** Start of SUPPLIED ENTRIES **
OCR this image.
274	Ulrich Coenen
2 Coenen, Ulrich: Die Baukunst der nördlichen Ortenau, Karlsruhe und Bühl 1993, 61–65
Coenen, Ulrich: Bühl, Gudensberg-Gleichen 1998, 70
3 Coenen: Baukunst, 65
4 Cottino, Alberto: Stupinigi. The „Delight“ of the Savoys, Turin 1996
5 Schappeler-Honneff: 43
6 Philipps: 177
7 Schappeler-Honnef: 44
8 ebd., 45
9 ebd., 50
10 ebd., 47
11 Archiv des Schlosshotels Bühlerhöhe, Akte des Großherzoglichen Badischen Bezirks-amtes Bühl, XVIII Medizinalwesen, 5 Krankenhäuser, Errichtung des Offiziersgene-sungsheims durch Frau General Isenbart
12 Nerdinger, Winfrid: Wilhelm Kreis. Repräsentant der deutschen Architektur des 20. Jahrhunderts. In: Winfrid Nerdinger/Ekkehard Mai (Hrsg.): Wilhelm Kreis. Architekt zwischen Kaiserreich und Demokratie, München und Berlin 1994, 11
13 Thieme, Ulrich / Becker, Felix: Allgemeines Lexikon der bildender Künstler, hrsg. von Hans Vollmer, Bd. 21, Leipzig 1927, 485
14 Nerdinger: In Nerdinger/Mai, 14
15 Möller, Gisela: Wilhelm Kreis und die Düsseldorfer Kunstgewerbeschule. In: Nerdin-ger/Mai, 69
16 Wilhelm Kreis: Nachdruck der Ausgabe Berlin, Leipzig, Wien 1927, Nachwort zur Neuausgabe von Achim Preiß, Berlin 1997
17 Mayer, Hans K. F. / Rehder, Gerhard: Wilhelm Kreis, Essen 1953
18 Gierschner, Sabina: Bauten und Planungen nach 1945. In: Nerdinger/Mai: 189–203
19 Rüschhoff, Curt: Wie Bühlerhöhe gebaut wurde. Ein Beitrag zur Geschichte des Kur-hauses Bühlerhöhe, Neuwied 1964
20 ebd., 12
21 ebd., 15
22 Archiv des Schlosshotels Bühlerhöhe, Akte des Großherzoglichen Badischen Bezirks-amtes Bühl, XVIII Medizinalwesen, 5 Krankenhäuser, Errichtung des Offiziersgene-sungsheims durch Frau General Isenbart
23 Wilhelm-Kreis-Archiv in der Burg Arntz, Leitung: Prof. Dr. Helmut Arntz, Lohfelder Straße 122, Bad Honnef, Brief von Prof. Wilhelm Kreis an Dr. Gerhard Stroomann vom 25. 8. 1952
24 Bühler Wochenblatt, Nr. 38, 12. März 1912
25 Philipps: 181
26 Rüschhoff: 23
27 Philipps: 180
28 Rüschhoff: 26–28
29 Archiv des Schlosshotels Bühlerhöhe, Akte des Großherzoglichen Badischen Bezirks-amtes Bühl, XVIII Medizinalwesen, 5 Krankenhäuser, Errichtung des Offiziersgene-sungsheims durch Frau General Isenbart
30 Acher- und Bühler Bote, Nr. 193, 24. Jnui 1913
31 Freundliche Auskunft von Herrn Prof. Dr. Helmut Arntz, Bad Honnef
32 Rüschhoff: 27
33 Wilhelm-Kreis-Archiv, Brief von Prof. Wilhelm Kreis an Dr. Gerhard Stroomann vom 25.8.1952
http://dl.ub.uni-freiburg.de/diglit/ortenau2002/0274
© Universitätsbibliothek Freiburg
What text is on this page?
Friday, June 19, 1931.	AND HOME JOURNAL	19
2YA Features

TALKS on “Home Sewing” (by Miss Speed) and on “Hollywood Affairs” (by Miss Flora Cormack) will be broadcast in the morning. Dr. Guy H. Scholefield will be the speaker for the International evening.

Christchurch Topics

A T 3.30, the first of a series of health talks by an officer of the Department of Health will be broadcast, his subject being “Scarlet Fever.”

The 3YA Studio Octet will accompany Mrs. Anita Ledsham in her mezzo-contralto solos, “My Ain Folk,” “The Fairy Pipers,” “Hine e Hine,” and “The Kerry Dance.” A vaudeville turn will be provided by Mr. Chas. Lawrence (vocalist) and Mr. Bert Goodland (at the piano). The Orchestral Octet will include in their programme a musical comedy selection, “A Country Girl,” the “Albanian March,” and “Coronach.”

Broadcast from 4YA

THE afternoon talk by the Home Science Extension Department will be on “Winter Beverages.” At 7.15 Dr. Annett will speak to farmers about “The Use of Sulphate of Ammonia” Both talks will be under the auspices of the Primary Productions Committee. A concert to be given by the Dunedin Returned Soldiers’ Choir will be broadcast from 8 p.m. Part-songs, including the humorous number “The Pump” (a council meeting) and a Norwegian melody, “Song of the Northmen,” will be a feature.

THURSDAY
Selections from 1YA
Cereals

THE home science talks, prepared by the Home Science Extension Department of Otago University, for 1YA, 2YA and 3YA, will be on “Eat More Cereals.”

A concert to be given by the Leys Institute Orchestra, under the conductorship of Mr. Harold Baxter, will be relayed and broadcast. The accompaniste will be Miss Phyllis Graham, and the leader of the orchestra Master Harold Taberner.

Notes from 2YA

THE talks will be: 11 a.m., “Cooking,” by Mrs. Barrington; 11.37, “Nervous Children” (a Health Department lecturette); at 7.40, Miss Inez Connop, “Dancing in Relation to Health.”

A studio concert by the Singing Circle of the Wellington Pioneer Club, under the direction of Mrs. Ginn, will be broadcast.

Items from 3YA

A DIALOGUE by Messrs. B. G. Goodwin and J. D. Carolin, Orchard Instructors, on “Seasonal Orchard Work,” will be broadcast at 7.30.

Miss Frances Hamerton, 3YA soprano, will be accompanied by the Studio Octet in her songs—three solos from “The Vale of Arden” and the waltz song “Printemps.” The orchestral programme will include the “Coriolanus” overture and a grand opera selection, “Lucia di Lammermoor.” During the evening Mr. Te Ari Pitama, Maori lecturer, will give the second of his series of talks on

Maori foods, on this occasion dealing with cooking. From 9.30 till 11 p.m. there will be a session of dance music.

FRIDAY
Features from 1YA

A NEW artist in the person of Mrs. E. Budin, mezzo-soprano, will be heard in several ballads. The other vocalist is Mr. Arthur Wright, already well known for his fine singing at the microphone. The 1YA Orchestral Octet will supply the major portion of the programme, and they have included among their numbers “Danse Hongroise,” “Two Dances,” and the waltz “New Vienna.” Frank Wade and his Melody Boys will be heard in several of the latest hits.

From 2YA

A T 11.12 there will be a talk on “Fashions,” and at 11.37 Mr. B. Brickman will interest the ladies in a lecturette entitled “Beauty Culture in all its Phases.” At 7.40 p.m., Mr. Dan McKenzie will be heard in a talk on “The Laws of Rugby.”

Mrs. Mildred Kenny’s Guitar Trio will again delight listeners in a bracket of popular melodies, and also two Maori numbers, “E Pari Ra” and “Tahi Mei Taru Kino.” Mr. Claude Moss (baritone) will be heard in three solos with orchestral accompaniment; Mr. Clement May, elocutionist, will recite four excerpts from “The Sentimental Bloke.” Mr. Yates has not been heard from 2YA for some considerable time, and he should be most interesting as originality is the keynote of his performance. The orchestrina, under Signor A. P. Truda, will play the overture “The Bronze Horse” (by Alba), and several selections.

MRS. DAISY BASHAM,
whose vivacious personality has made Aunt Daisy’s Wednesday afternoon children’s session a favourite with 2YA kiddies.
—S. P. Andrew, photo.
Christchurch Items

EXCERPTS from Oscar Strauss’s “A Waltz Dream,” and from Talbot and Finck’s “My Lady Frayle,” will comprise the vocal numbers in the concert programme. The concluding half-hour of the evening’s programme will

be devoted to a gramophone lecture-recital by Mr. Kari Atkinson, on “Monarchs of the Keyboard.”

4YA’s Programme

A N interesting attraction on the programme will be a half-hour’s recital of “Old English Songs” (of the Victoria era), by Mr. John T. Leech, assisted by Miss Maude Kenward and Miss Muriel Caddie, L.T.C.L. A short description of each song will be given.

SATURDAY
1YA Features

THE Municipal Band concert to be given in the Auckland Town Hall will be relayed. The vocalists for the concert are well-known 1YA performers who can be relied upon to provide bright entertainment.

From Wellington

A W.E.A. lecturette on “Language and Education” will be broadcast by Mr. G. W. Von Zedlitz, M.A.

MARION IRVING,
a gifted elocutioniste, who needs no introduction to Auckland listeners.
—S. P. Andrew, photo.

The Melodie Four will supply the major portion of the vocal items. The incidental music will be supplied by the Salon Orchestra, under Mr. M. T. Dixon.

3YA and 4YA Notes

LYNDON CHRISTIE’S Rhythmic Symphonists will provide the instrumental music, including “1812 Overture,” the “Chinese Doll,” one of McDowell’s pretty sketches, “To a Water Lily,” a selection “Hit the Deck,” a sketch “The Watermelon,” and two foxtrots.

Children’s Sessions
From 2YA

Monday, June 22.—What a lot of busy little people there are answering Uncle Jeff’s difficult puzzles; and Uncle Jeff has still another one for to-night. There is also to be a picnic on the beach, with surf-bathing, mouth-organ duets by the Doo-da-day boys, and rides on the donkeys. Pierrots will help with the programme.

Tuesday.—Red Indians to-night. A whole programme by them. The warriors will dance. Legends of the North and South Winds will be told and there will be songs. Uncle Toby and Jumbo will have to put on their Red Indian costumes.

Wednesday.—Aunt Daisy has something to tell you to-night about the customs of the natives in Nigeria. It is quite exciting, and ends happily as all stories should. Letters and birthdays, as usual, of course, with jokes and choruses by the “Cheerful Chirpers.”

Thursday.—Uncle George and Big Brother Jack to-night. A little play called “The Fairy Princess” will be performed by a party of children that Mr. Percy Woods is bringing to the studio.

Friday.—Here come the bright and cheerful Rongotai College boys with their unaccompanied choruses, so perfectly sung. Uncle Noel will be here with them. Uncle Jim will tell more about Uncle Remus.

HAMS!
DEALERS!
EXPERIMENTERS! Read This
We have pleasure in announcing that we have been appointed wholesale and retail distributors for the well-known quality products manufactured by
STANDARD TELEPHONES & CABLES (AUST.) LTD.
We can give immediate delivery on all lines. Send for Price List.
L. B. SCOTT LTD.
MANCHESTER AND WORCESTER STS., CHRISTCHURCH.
** End of SUPPLIED ENTRIES **
Copy out each line of the data where the string "Wellington" appears.

**FINISHED TASK:**
A studio concert by the Singing Circle of the Wellington Pioneer Club, under the direction of Mrs. Ginn, will be broadcast.
From Wellington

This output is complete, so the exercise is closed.